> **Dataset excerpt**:

────────

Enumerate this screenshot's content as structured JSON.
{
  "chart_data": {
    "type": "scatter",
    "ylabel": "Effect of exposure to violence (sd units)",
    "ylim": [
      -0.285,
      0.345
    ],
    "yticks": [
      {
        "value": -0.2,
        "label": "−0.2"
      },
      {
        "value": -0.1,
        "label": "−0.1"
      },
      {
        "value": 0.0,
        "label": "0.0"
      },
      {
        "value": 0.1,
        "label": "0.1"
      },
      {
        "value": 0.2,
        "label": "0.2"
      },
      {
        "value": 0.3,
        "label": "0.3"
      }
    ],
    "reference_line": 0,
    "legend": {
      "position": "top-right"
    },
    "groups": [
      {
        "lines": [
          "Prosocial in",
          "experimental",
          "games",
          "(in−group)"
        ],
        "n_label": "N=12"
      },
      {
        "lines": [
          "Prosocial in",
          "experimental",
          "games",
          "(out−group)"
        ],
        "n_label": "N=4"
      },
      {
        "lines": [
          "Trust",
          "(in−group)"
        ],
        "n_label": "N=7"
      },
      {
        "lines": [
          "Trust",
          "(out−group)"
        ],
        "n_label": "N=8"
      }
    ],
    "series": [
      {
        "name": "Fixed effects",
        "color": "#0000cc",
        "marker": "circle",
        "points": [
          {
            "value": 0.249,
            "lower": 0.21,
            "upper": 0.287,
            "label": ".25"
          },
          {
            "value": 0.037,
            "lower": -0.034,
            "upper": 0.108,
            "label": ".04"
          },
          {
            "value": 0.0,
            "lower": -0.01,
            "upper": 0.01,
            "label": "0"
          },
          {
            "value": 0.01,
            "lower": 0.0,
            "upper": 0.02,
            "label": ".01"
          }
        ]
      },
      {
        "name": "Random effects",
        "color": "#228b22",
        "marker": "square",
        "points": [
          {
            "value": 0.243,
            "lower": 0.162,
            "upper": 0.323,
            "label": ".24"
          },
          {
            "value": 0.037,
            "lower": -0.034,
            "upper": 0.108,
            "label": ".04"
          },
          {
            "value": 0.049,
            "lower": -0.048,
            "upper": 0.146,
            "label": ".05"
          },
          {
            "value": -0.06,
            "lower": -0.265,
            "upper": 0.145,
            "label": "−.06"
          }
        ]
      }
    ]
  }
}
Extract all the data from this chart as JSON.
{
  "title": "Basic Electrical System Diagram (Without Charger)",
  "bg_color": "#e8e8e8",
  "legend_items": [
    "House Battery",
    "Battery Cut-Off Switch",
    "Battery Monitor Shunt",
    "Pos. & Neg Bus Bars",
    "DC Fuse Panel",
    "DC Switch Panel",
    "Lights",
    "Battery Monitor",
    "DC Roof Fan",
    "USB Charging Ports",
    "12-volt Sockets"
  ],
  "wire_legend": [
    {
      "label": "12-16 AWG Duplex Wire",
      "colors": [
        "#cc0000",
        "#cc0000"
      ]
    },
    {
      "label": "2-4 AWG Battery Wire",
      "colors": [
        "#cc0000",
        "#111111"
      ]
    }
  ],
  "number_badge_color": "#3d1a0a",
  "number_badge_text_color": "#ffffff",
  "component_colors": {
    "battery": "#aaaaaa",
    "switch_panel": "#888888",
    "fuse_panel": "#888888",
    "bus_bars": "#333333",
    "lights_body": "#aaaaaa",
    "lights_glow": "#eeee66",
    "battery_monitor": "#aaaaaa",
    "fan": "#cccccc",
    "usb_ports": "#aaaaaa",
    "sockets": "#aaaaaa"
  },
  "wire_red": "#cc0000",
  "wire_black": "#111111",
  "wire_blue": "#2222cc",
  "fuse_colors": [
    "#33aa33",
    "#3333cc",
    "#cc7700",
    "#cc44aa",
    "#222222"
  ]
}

────────

> **Aim of the exercise**: Return all of the data exactly as it reads.

> **Complete output**:
Enumerate this screenshot's content as structured JSON.
{
  "chart_data": {
    "type": "scatter",
    "ylabel": "Effect of exposure to violence (sd units)",
    "ylim": [
      -0.285,
      0.345
    ],
    "yticks": [
      {
        "value": -0.2,
        "label": "−0.2"
      },
      {
        "value": -0.1,
        "label": "−0.1"
      },
      {
        "value": 0.0,
        "label": "0.0"
      },
      {
        "value": 0.1,
        "label": "0.1"
      },
      {
        "value": 0.2,
        "label": "0.2"
      },
      {
        "value": 0.3,
        "label": "0.3"
      }
    ],
    "reference_line": 0,
    "legend": {
      "position": "top-right"
    },
    "groups": [
      {
        "lines": [
          "Prosocial in",
          "experimental",
          "games",
          "(in−group)"
        ],
        "n_label": "N=12"
      },
      {
        "lines": [
          "Prosocial in",
          "experimental",
          "games",
          "(out−group)"
        ],
        "n_label": "N=4"
      },
      {
        "lines": [
          "Trust",
          "(in−group)"
        ],
        "n_label": "N=7"
      },
      {
        "lines": [
          "Trust",
          "(out−group)"
        ],
        "n_label": "N=8"
      }
    ],
    "series": [
      {
        "name": "Fixed effects",
        "color": "#0000cc",
        "marker": "circle",
        "points": [
          {
            "value": 0.249,
            "lower": 0.21,
            "upper": 0.287,
            "label": ".25"
          },
          {
            "value": 0.037,
            "lower": -0.034,
            "upper": 0.108,
            "label": ".04"
          },
          {
            "value": 0.0,
            "lower": -0.01,
            "upper": 0.01,
            "label": "0"
          },
          {
            "value": 0.01,
            "lower": 0.0,
            "upper": 0.02,
            "label": ".01"
          }
        ]
      },
      {
        "name": "Random effects",
        "color": "#228b22",
        "marker": "square",
        "points": [
          {
            "value": 0.243,
            "lower": 0.162,
            "upper": 0.323,
            "label": ".24"
          },
          {
            "value": 0.037,
            "lower": -0.034,
            "upper": 0.108,
            "label": ".04"
          },
          {
            "value": 0.049,
            "lower": -0.048,
            "upper": 0.146,
            "label": ".05"
          },
          {
            "value": -0.06,
            "lower": -0.265,
            "upper": 0.145,
            "label": "−.06"
          }
        ]
      }
    ]
  }
}
Extract all the data from this chart as JSON.
{
  "title": "Basic Electrical System Diagram (Without Charger)",
  "bg_color": "#e8e8e8",
  "legend_items": [
    "House Battery",
    "Battery Cut-Off Switch",
    "Battery Monitor Shunt",
    "Pos. & Neg Bus Bars",
    "DC Fuse Panel",
    "DC Switch Panel",
    "Lights",
    "Battery Monitor",
    "DC Roof Fan",
    "USB Charging Ports",
    "12-volt Sockets"
  ],
  "wire_legend": [
    {
      "label": "12-16 AWG Duplex Wire",
      "colors": [
        "#cc0000",
        "#cc0000"
      ]
    },
    {
      "label": "2-4 AWG Battery Wire",
      "colors": [
        "#cc0000",
        "#111111"
      ]
    }
  ],
  "number_badge_color": "#3d1a0a",
  "number_badge_text_color": "#ffffff",
  "component_colors": {
    "battery": "#aaaaaa",
    "switch_panel": "#888888",
    "fuse_panel": "#888888",
    "bus_bars": "#333333",
    "lights_body": "#aaaaaa",
    "lights_glow": "#eeee66",
    "battery_monitor": "#aaaaaa",
    "fan": "#cccccc",
    "usb_ports": "#aaaaaa",
    "sockets": "#aaaaaa"
  },
  "wire_red": "#cc0000",
  "wire_black": "#111111",
  "wire_blue": "#2222cc",
  "fuse_colors": [
    "#33aa33",
    "#3333cc",
    "#cc7700",
    "#cc44aa",
    "#222222"
  ]
}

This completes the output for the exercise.